[Stored items]
begin
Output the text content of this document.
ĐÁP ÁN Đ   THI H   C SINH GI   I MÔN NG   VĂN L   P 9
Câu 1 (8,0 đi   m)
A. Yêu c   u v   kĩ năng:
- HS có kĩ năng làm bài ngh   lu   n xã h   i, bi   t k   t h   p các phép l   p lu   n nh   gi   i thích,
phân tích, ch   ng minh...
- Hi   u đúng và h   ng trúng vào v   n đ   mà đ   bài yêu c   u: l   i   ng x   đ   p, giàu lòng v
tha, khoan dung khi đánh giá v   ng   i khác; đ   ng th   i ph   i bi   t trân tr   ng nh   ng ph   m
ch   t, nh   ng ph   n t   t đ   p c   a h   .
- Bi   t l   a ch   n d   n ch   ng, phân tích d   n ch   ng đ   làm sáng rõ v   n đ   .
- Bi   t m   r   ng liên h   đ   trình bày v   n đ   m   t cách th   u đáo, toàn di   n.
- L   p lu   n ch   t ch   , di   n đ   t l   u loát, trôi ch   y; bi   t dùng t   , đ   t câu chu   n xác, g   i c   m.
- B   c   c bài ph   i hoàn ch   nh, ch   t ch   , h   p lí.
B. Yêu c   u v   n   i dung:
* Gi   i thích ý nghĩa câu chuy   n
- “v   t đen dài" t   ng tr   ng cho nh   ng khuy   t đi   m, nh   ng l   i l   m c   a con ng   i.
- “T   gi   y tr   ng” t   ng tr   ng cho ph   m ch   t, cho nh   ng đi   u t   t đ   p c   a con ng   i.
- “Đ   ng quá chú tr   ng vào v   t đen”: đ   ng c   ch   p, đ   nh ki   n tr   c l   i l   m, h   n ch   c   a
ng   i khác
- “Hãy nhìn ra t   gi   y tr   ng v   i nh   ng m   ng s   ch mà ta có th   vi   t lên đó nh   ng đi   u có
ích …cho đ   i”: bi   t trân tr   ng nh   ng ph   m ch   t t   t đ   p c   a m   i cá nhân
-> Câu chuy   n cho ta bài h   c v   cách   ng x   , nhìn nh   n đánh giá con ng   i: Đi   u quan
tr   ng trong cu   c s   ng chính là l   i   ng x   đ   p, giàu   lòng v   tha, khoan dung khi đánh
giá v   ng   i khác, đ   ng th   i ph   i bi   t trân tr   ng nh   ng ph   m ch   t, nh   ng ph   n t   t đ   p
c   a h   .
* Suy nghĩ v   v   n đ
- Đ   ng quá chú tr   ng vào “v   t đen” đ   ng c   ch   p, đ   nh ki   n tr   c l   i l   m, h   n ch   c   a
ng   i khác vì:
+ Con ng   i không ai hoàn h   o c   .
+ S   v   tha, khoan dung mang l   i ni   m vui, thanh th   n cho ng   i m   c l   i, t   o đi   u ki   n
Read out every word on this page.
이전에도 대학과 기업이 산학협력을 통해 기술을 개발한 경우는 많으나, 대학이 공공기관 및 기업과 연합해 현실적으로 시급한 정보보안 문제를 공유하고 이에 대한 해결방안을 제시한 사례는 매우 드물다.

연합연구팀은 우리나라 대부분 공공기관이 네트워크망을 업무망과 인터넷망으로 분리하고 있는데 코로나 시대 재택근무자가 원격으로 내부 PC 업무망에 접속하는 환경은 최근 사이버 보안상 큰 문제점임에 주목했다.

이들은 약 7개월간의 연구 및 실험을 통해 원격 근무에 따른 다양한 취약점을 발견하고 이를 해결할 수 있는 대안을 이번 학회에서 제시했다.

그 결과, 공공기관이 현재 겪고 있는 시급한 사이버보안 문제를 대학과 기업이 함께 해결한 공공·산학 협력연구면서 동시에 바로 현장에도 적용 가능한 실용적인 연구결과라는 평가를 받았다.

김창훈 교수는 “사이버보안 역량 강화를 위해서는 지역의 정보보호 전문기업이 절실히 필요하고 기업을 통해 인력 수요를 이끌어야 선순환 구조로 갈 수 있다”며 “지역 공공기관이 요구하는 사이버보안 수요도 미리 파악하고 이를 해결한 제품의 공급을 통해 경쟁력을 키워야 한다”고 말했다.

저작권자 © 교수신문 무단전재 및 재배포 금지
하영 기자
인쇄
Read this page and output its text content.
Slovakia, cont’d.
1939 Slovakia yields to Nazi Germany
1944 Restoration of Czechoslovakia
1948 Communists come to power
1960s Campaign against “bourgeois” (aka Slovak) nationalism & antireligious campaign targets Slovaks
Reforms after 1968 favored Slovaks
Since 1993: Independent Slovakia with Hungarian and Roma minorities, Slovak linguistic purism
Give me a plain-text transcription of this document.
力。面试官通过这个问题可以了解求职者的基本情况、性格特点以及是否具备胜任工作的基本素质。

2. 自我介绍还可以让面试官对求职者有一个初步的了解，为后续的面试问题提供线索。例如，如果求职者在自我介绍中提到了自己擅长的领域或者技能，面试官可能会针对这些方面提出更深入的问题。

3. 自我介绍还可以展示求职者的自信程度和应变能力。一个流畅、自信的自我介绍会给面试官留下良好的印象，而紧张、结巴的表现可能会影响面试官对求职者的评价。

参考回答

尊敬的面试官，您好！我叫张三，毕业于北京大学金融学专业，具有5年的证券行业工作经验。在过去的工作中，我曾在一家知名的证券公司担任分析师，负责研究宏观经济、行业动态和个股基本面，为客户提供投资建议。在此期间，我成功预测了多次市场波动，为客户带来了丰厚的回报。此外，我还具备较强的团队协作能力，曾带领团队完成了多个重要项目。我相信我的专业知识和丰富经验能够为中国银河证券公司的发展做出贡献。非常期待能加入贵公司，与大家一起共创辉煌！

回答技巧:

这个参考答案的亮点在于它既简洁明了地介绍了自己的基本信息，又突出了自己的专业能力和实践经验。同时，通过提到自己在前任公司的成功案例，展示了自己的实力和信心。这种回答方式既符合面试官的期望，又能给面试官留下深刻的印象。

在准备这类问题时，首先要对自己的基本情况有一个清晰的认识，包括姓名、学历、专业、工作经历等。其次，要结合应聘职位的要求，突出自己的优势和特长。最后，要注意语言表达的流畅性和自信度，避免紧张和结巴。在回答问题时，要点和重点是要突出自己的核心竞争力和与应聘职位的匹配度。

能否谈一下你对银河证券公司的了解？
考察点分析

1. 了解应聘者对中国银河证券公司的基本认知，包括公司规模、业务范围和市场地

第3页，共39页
end
• _Written exercise_
Write the data from above out again, exactly.

• _Expected answer_
Output the text content of this document.
ĐÁP ÁN Đ   THI H   C SINH GI   I MÔN NG   VĂN L   P 9
Câu 1 (8,0 đi   m)
A. Yêu c   u v   kĩ năng:
- HS có kĩ năng làm bài ngh   lu   n xã h   i, bi   t k   t h   p các phép l   p lu   n nh   gi   i thích,
phân tích, ch   ng minh...
- Hi   u đúng và h   ng trúng vào v   n đ   mà đ   bài yêu c   u: l   i   ng x   đ   p, giàu lòng v
tha, khoan dung khi đánh giá v   ng   i khác; đ   ng th   i ph   i bi   t trân tr   ng nh   ng ph   m
ch   t, nh   ng ph   n t   t đ   p c   a h   .
- Bi   t l   a ch   n d   n ch   ng, phân tích d   n ch   ng đ   làm sáng rõ v   n đ   .
- Bi   t m   r   ng liên h   đ   trình bày v   n đ   m   t cách th   u đáo, toàn di   n.
- L   p lu   n ch   t ch   , di   n đ   t l   u loát, trôi ch   y; bi   t dùng t   , đ   t câu chu   n xác, g   i c   m.
- B   c   c bài ph   i hoàn ch   nh, ch   t ch   , h   p lí.
B. Yêu c   u v   n   i dung:
* Gi   i thích ý nghĩa câu chuy   n
- “v   t đen dài" t   ng tr   ng cho nh   ng khuy   t đi   m, nh   ng l   i l   m c   a con ng   i.
- “T   gi   y tr   ng” t   ng tr   ng cho ph   m ch   t, cho nh   ng đi   u t   t đ   p c   a con ng   i.
- “Đ   ng quá chú tr   ng vào v   t đen”: đ   ng c   ch   p, đ   nh ki   n tr   c l   i l   m, h   n ch   c   a
ng   i khác
- “Hãy nhìn ra t   gi   y tr   ng v   i nh   ng m   ng s   ch mà ta có th   vi   t lên đó nh   ng đi   u có
ích …cho đ   i”: bi   t trân tr   ng nh   ng ph   m ch   t t   t đ   p c   a m   i cá nhân
-> Câu chuy   n cho ta bài h   c v   cách   ng x   , nhìn nh   n đánh giá con ng   i: Đi   u quan
tr   ng trong cu   c s   ng chính là l   i   ng x   đ   p, giàu   lòng v   tha, khoan dung khi đánh
giá v   ng   i khác, đ   ng th   i ph   i bi   t trân tr   ng nh   ng ph   m ch   t, nh   ng ph   n t   t đ   p
c   a h   .
* Suy nghĩ v   v   n đ
- Đ   ng quá chú tr   ng vào “v   t đen” đ   ng c   ch   p, đ   nh ki   n tr   c l   i l   m, h   n ch   c   a
ng   i khác vì:
+ Con ng   i không ai hoàn h   o c   .
+ S   v   tha, khoan dung mang l   i ni   m vui, thanh th   n cho ng   i m   c l   i, t   o đi   u ki   n
Read out every word on this page.
이전에도 대학과 기업이 산학협력을 통해 기술을 개발한 경우는 많으나, 대학이 공공기관 및 기업과 연합해 현실적으로 시급한 정보보안 문제를 공유하고 이에 대한 해결방안을 제시한 사례는 매우 드물다.

연합연구팀은 우리나라 대부분 공공기관이 네트워크망을 업무망과 인터넷망으로 분리하고 있는데 코로나 시대 재택근무자가 원격으로 내부 PC 업무망에 접속하는 환경은 최근 사이버 보안상 큰 문제점임에 주목했다.

이들은 약 7개월간의 연구 및 실험을 통해 원격 근무에 따른 다양한 취약점을 발견하고 이를 해결할 수 있는 대안을 이번 학회에서 제시했다.

그 결과, 공공기관이 현재 겪고 있는 시급한 사이버보안 문제를 대학과 기업이 함께 해결한 공공·산학 협력연구면서 동시에 바로 현장에도 적용 가능한 실용적인 연구결과라는 평가를 받았다.

김창훈 교수는 “사이버보안 역량 강화를 위해서는 지역의 정보보호 전문기업이 절실히 필요하고 기업을 통해 인력 수요를 이끌어야 선순환 구조로 갈 수 있다”며 “지역 공공기관이 요구하는 사이버보안 수요도 미리 파악하고 이를 해결한 제품의 공급을 통해 경쟁력을 키워야 한다”고 말했다.

저작권자 © 교수신문 무단전재 및 재배포 금지
하영 기자
인쇄
Read this page and output its text content.
Slovakia, cont’d.
1939 Slovakia yields to Nazi Germany
1944 Restoration of Czechoslovakia
1948 Communists come to power
1960s Campaign against “bourgeois” (aka Slovak) nationalism & antireligious campaign targets Slovaks
Reforms after 1968 favored Slovaks
Since 1993: Independent Slovakia with Hungarian and Roma minorities, Slovak linguistic purism
Give me a plain-text transcription of this document.
力。面试官通过这个问题可以了解求职者的基本情况、性格特点以及是否具备胜任工作的基本素质。

2. 自我介绍还可以让面试官对求职者有一个初步的了解，为后续的面试问题提供线索。例如，如果求职者在自我介绍中提到了自己擅长的领域或者技能，面试官可能会针对这些方面提出更深入的问题。

3. 自我介绍还可以展示求职者的自信程度和应变能力。一个流畅、自信的自我介绍会给面试官留下良好的印象，而紧张、结巴的表现可能会影响面试官对求职者的评价。

参考回答

尊敬的面试官，您好！我叫张三，毕业于北京大学金融学专业，具有5年的证券行业工作经验。在过去的工作中，我曾在一家知名的证券公司担任分析师，负责研究宏观经济、行业动态和个股基本面，为客户提供投资建议。在此期间，我成功预测了多次市场波动，为客户带来了丰厚的回报。此外，我还具备较强的团队协作能力，曾带领团队完成了多个重要项目。我相信我的专业知识和丰富经验能够为中国银河证券公司的发展做出贡献。非常期待能加入贵公司，与大家一起共创辉煌！

回答技巧:

这个参考答案的亮点在于它既简洁明了地介绍了自己的基本信息，又突出了自己的专业能力和实践经验。同时，通过提到自己在前任公司的成功案例，展示了自己的实力和信心。这种回答方式既符合面试官的期望，又能给面试官留下深刻的印象。

在准备这类问题时，首先要对自己的基本情况有一个清晰的认识，包括姓名、学历、专业、工作经历等。其次，要结合应聘职位的要求，突出自己的优势和特长。最后，要注意语言表达的流畅性和自信度，避免紧张和结巴。在回答问题时，要点和重点是要突出自己的核心竞争力和与应聘职位的匹配度。

能否谈一下你对银河证券公司的了解？
考察点分析

1. 了解应聘者对中国银河证券公司的基本认知，包括公司规模、业务范围和市场地

第3页，共39页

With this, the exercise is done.